>>>>
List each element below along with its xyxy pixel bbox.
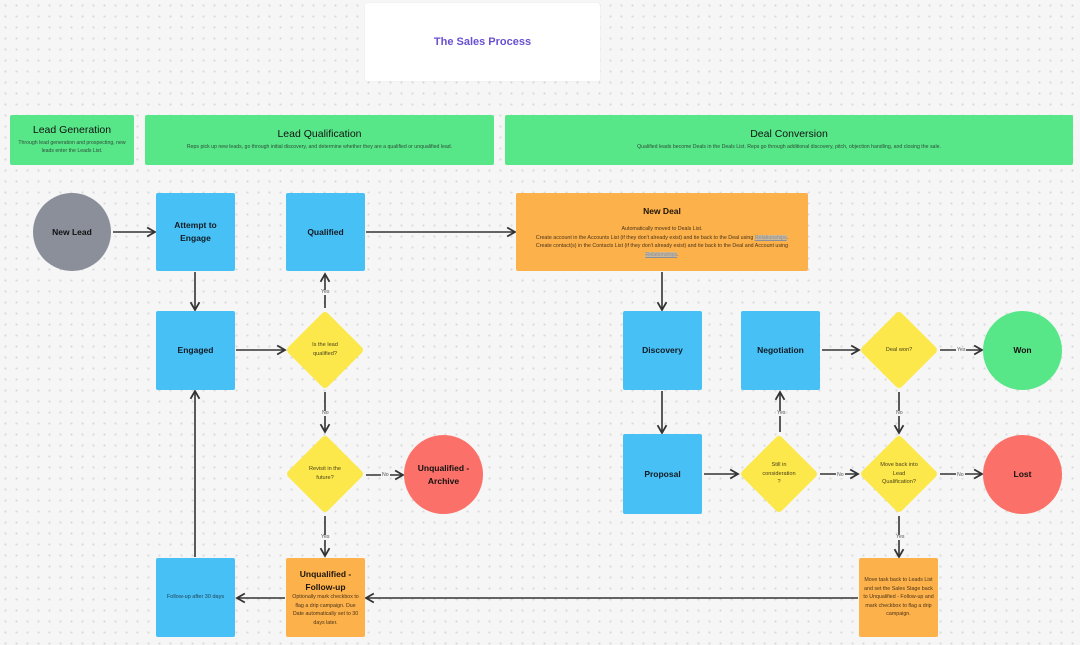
node-unqualified-follow-up[interactable]: Unqualified - Follow-up Optionally mark … [286,558,365,637]
decision-label: Revisit in the future? [308,466,342,481]
decision-label: Is the lead qualified? [312,342,338,357]
node-unqualified-archive[interactable]: Unqualified - Archive [404,435,483,514]
node-attempt-to-engage[interactable]: Attempt to Engage [156,193,235,271]
node-label: Lost [1013,469,1032,480]
decision-still-in-consideration[interactable]: Still in consideration ? [739,433,819,515]
decision-revisit-future[interactable]: Revisit in the future? [285,433,365,515]
phase-description: Through lead generation and prospecting,… [18,140,126,154]
phase-lead-generation[interactable]: Lead Generation Through lead generation … [10,115,134,165]
node-label: Engaged [177,345,214,356]
new-deal-line-2: Create account in the Accounts List (if … [535,234,789,241]
decision-move-back[interactable]: Move back into Lead Qualification? [859,433,939,515]
node-label: Won [1013,345,1032,356]
title-card[interactable]: The Sales Process [365,3,600,81]
node-follow-up-30-days[interactable]: Follow-up after 30 days [156,558,235,637]
node-move-task-back[interactable]: Move task back to Leads List and set the… [859,558,938,637]
phase-title: Lead Generation [32,124,112,137]
node-body: Automatically moved to Deals List. Creat… [520,225,804,259]
phase-lead-qualification[interactable]: Lead Qualification Reps pick up new lead… [145,115,494,165]
node-label: Discovery [642,345,683,356]
phase-title: Deal Conversion [750,128,828,141]
node-new-deal[interactable]: New Deal Automatically moved to Deals Li… [516,193,808,271]
edge-label-no: No [895,410,904,417]
edge-label-no: No [321,410,330,417]
new-deal-line-1: Automatically moved to Deals List. [621,226,703,233]
node-label: Proposal [644,468,681,479]
edge-label-no: No [836,472,845,479]
node-body: Optionally mark checkbox to flag a drip … [292,594,359,626]
node-label: Attempt to Engage [174,220,217,243]
edge-label-yes: Yes [320,289,331,296]
node-label: New Lead [52,226,92,237]
node-qualified[interactable]: Qualified [286,193,365,271]
page-title: The Sales Process [433,36,532,48]
node-title: New Deal [643,205,681,216]
decision-label: Move back into Lead Qualification? [880,461,918,486]
node-proposal[interactable]: Proposal [623,434,702,514]
node-new-lead[interactable]: New Lead [33,193,111,271]
edge-label-yes: Yes [320,534,331,541]
relationships-link[interactable]: Relationships [754,234,787,241]
node-won[interactable]: Won [983,311,1062,390]
new-deal-line-2-text: Create account in the Accounts List (if … [535,234,754,241]
node-title: Unqualified - Follow-up [299,568,352,592]
node-lost[interactable]: Lost [983,435,1062,514]
decision-label: Still in consideration ? [762,461,796,486]
edge-label-yes: Yes [956,347,967,354]
edge-label-yes: Yes [776,410,787,417]
phase-title: Lead Qualification [277,128,362,141]
edge-label-no: No [381,472,390,479]
node-label: Follow-up after 30 days [166,594,225,601]
phase-description: Qualified leads become Deals in the Deal… [637,144,941,151]
phase-deal-conversion[interactable]: Deal Conversion Qualified leads become D… [505,115,1073,165]
edge-label-no: No [956,472,965,479]
node-negotiation[interactable]: Negotiation [741,311,820,390]
phase-description: Reps pick up new leads, go through initi… [186,144,453,151]
edge-label-yes: Yes [895,534,906,541]
decision-is-lead-qualified[interactable]: Is the lead qualified? [285,309,365,391]
node-discovery[interactable]: Discovery [623,311,702,390]
relationships-link[interactable]: Relationships [645,251,678,258]
new-deal-line-3: Create contact(s) in the Contacts List (… [535,243,789,258]
node-engaged[interactable]: Engaged [156,311,235,390]
decision-label: Deal won? [885,346,913,353]
node-label: Negotiation [757,345,804,356]
decision-deal-won[interactable]: Deal won? [859,309,939,391]
node-body: Move task back to Leads List and set the… [863,577,934,618]
node-label: Unqualified - Archive [417,462,470,486]
node-label: Qualified [307,226,344,237]
new-deal-line-3-text: Create contact(s) in the Contacts List (… [535,243,789,250]
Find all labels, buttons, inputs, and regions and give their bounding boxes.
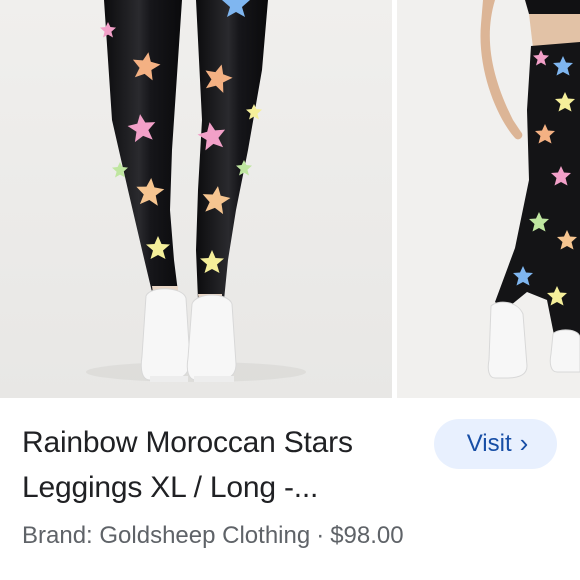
leggings-side-photo	[397, 0, 580, 398]
product-image-side[interactable]	[397, 0, 580, 398]
visit-label: Visit	[466, 430, 512, 457]
brand-label: Brand: Goldsheep Clothing	[22, 522, 311, 549]
product-image-front[interactable]	[0, 0, 392, 398]
product-image-carousel[interactable]	[0, 0, 580, 398]
chevron-right-icon: ›	[519, 427, 529, 458]
product-info-panel: Rainbow Moroccan Stars Leggings XL / Lon…	[0, 398, 580, 580]
leggings-front-photo	[0, 0, 392, 398]
visit-button[interactable]: Visit ›	[434, 419, 557, 469]
product-meta: Brand: Goldsheep Clothing · $98.00	[22, 522, 404, 550]
product-title[interactable]: Rainbow Moroccan Stars Leggings XL / Lon…	[22, 420, 417, 510]
price: $98.00	[330, 522, 404, 549]
meta-separator: ·	[316, 522, 325, 549]
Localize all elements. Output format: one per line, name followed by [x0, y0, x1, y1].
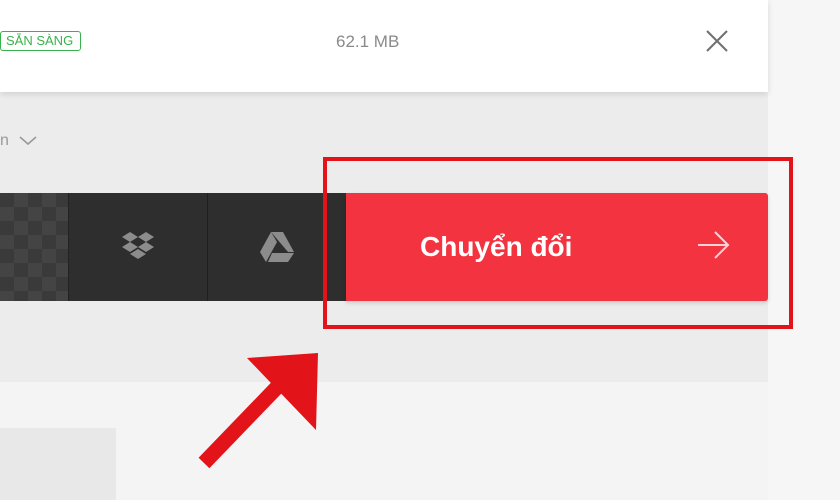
options-dropdown-label: n: [0, 132, 9, 149]
close-button[interactable]: [700, 25, 734, 59]
options-dropdown[interactable]: n: [0, 126, 37, 156]
google-drive-button[interactable]: [208, 193, 346, 301]
status-badge: SẴN SÀNG: [0, 31, 82, 51]
file-size: 62.1 MB: [336, 32, 400, 51]
google-drive-icon: [260, 232, 294, 262]
convert-button-label: Chuyển đổi: [420, 231, 573, 262]
save-destination-bar: [0, 193, 346, 301]
dropbox-button[interactable]: [69, 193, 208, 301]
device-upload-segment[interactable]: [0, 193, 69, 301]
right-background-strip: [768, 0, 840, 500]
dropbox-icon: [122, 232, 154, 259]
convert-button[interactable]: Chuyển đổi: [346, 193, 768, 301]
arrow-right-icon: [698, 231, 730, 259]
chevron-down-icon: [19, 136, 37, 146]
lower-left-block: [0, 428, 116, 500]
file-item-card: SẴN SÀNG 62.1 MB: [0, 0, 768, 92]
close-icon: [706, 30, 728, 52]
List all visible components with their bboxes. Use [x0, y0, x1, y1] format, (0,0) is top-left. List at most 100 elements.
<<<<
**Aim**
From the material above, keep only the lines that contain the string "photo", copying each one in full.

**Result of this exercise**
leggings-side-photo	[397, 0, 580, 398]
leggings-front-photo	[0, 0, 392, 398]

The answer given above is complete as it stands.